## INSTRUCTIONS TO FOLLOW
Only lines holding the string "устройства" are wanted; copy each one from the material.

## RECORDS SUPPLIED
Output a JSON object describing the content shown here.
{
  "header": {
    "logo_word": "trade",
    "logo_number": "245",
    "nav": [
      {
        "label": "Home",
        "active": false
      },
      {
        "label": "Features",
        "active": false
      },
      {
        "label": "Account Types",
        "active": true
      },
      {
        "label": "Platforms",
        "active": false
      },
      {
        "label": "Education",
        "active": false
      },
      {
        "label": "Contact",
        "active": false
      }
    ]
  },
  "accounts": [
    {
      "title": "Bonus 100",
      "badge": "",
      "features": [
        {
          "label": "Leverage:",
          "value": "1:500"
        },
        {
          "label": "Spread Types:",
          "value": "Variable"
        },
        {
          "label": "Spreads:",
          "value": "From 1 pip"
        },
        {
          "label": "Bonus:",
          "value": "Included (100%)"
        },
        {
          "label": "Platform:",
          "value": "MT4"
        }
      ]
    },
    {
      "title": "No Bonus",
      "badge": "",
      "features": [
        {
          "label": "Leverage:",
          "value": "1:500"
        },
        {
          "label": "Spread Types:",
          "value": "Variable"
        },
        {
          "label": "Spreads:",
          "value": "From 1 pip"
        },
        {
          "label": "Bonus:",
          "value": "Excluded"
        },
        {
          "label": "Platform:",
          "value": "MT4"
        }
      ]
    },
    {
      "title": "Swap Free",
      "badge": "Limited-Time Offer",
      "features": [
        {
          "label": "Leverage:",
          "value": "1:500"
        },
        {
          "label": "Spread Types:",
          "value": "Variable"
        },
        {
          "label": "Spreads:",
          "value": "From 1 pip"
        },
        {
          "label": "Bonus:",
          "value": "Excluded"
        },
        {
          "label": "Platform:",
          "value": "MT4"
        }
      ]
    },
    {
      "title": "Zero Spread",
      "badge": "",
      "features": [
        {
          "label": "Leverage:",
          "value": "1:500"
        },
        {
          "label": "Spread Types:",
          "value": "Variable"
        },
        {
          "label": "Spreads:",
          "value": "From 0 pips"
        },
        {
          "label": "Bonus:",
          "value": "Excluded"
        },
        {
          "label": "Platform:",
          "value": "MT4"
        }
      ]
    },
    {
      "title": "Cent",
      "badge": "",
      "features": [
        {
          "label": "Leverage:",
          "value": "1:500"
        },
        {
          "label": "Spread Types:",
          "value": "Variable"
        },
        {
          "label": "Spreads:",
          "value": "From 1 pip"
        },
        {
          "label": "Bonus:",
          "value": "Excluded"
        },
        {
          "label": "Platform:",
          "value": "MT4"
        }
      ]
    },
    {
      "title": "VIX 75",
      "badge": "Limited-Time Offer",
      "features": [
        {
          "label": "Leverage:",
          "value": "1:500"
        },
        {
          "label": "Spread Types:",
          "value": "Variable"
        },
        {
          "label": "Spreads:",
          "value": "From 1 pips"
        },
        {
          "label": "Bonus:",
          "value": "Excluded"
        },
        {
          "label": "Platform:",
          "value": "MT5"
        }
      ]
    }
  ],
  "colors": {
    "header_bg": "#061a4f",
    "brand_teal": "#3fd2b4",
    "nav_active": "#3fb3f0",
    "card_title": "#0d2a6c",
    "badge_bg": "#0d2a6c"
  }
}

...

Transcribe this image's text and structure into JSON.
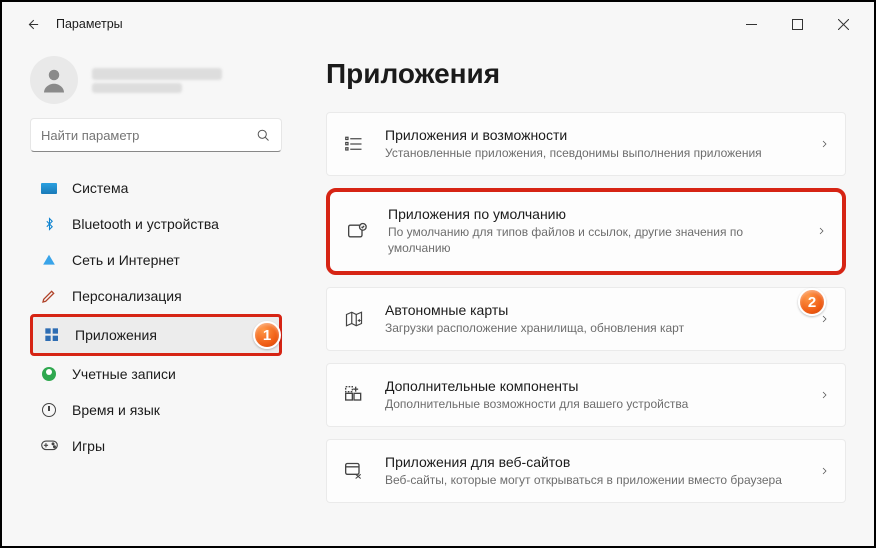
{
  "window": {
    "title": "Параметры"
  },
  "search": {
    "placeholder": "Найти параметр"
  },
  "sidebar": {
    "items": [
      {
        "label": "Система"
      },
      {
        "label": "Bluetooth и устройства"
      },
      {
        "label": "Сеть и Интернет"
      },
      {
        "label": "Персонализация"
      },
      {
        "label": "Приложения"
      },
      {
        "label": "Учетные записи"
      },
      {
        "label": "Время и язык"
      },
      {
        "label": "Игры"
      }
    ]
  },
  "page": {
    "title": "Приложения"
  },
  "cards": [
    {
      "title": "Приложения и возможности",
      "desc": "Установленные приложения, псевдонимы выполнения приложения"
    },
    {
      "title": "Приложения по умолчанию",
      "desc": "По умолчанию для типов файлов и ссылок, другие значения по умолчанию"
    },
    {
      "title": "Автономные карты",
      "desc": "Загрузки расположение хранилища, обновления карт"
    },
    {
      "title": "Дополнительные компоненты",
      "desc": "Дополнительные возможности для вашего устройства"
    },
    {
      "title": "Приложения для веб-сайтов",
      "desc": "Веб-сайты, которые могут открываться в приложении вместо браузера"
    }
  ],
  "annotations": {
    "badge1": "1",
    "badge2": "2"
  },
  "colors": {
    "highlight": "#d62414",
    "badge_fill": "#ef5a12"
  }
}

==

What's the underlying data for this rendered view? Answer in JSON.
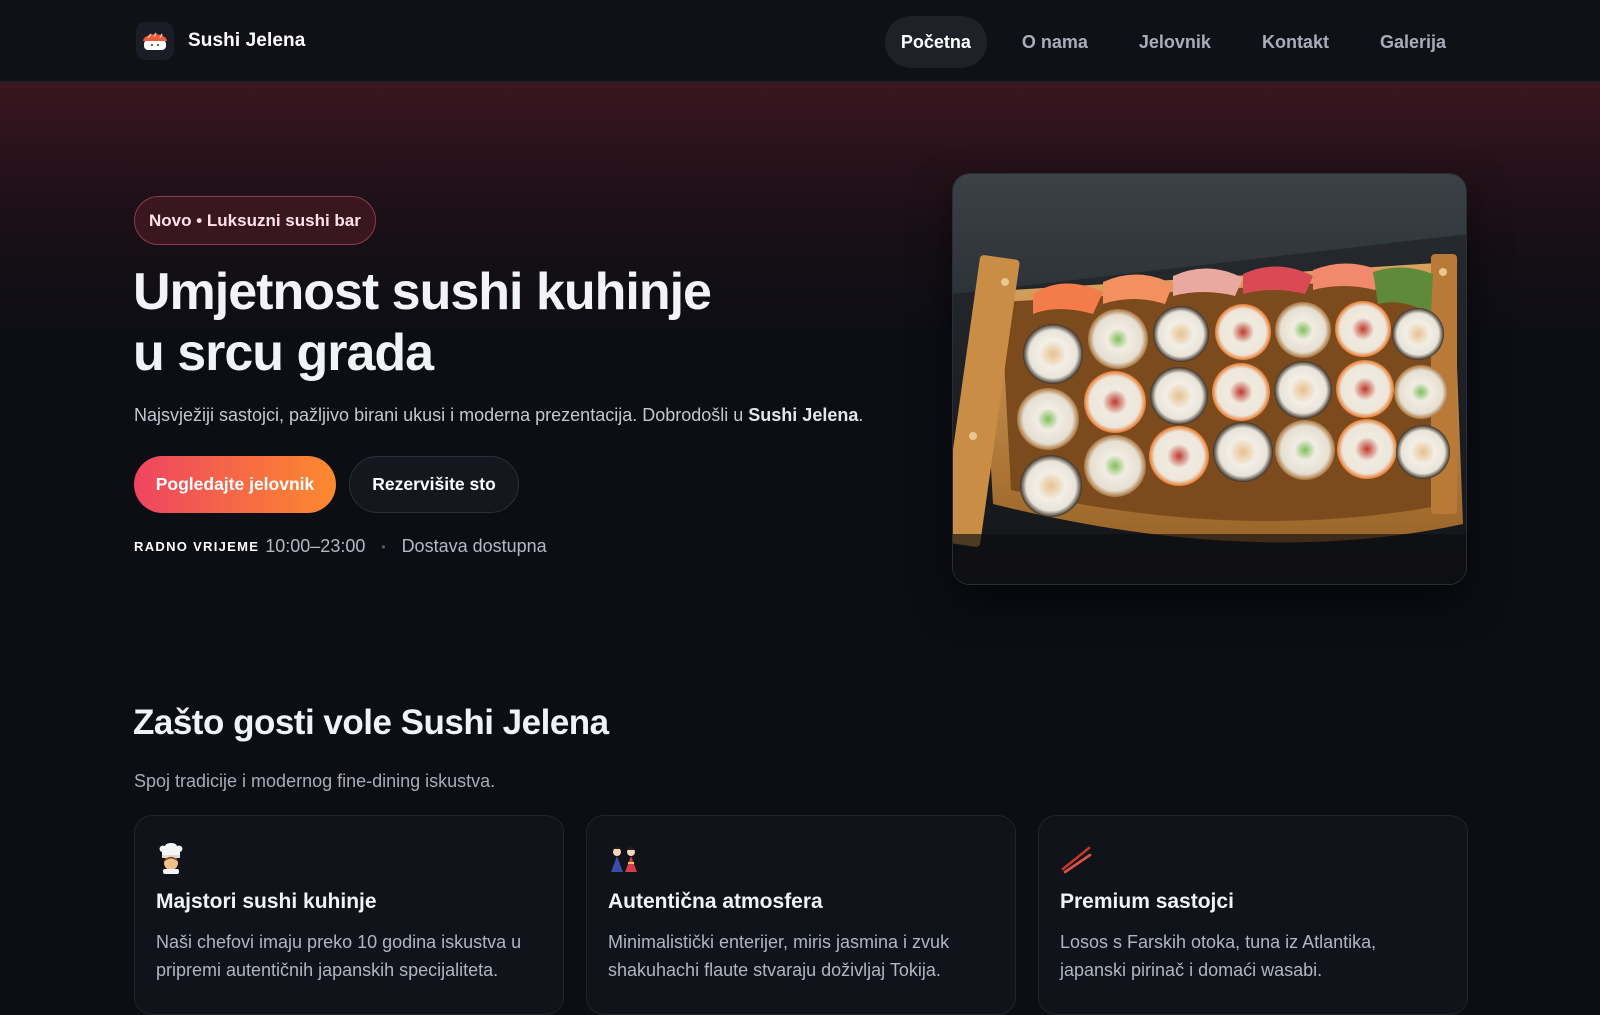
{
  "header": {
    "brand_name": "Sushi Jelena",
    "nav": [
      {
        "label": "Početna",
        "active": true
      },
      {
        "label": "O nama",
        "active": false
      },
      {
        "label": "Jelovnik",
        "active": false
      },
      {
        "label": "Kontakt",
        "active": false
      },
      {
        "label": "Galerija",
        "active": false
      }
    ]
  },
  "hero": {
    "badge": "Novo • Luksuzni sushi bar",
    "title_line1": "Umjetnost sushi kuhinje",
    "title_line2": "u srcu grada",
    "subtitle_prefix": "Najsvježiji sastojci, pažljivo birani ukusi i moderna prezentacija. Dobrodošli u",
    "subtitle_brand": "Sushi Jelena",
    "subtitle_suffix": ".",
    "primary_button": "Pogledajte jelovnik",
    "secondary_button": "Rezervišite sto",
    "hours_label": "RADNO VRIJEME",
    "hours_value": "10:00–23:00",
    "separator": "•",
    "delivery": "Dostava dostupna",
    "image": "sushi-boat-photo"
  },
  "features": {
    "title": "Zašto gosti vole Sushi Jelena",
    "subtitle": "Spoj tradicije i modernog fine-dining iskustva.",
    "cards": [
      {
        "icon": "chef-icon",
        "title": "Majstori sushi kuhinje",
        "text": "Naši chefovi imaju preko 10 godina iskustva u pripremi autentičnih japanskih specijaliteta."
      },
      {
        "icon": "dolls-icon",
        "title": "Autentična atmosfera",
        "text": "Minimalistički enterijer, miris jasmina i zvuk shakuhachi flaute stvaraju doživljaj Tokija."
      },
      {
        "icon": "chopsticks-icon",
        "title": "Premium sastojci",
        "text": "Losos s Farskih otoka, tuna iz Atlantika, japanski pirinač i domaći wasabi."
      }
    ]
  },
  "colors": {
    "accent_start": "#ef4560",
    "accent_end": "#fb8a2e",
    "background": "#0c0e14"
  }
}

## RESPONSE
        "label": "Bluetooth и устройства"
      "desc": "Дополнительные возможности для вашего устройства"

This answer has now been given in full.